## begin Material for this task

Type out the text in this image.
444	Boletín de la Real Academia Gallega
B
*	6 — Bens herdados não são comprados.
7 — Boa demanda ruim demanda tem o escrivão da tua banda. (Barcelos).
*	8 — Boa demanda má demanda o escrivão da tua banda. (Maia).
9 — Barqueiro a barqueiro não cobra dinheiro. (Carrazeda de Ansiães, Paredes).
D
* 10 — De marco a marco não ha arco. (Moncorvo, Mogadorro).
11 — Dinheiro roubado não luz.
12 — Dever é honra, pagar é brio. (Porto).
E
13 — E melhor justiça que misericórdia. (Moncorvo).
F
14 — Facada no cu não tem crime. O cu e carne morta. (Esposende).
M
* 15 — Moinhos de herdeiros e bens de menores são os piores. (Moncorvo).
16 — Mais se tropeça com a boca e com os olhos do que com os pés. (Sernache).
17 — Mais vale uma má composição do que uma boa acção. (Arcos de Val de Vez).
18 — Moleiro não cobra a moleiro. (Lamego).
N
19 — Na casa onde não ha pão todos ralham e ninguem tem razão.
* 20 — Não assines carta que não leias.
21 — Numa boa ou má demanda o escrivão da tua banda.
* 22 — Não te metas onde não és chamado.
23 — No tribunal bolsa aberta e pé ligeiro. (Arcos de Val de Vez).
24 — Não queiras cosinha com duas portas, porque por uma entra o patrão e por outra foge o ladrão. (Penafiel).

## end Material for this task

= Stated exercise =
Return the entries in full, keeping every line exactly as it is.

= Output =
Type out the text in this image.
444	Boletín de la Real Academia Gallega
B
*	6 — Bens herdados não são comprados.
7 — Boa demanda ruim demanda tem o escrivão da tua banda. (Barcelos).
*	8 — Boa demanda má demanda o escrivão da tua banda. (Maia).
9 — Barqueiro a barqueiro não cobra dinheiro. (Carrazeda de Ansiães, Paredes).
D
* 10 — De marco a marco não ha arco. (Moncorvo, Mogadorro).
11 — Dinheiro roubado não luz.
12 — Dever é honra, pagar é brio. (Porto).
E
13 — E melhor justiça que misericórdia. (Moncorvo).
F
14 — Facada no cu não tem crime. O cu e carne morta. (Esposende).
M
* 15 — Moinhos de herdeiros e bens de menores são os piores. (Moncorvo).
16 — Mais se tropeça com a boca e com os olhos do que com os pés. (Sernache).
17 — Mais vale uma má composição do que uma boa acção. (Arcos de Val de Vez).
18 — Moleiro não cobra a moleiro. (Lamego).
N
19 — Na casa onde não ha pão todos ralham e ninguem tem razão.
* 20 — Não assines carta que não leias.
21 — Numa boa ou má demanda o escrivão da tua banda.
* 22 — Não te metas onde não és chamado.
23 — No tribunal bolsa aberta e pé ligeiro. (Arcos de Val de Vez).
24 — Não queiras cosinha com duas portas, porque por uma entra o patrão e por outra foge o ladrão. (Penafiel).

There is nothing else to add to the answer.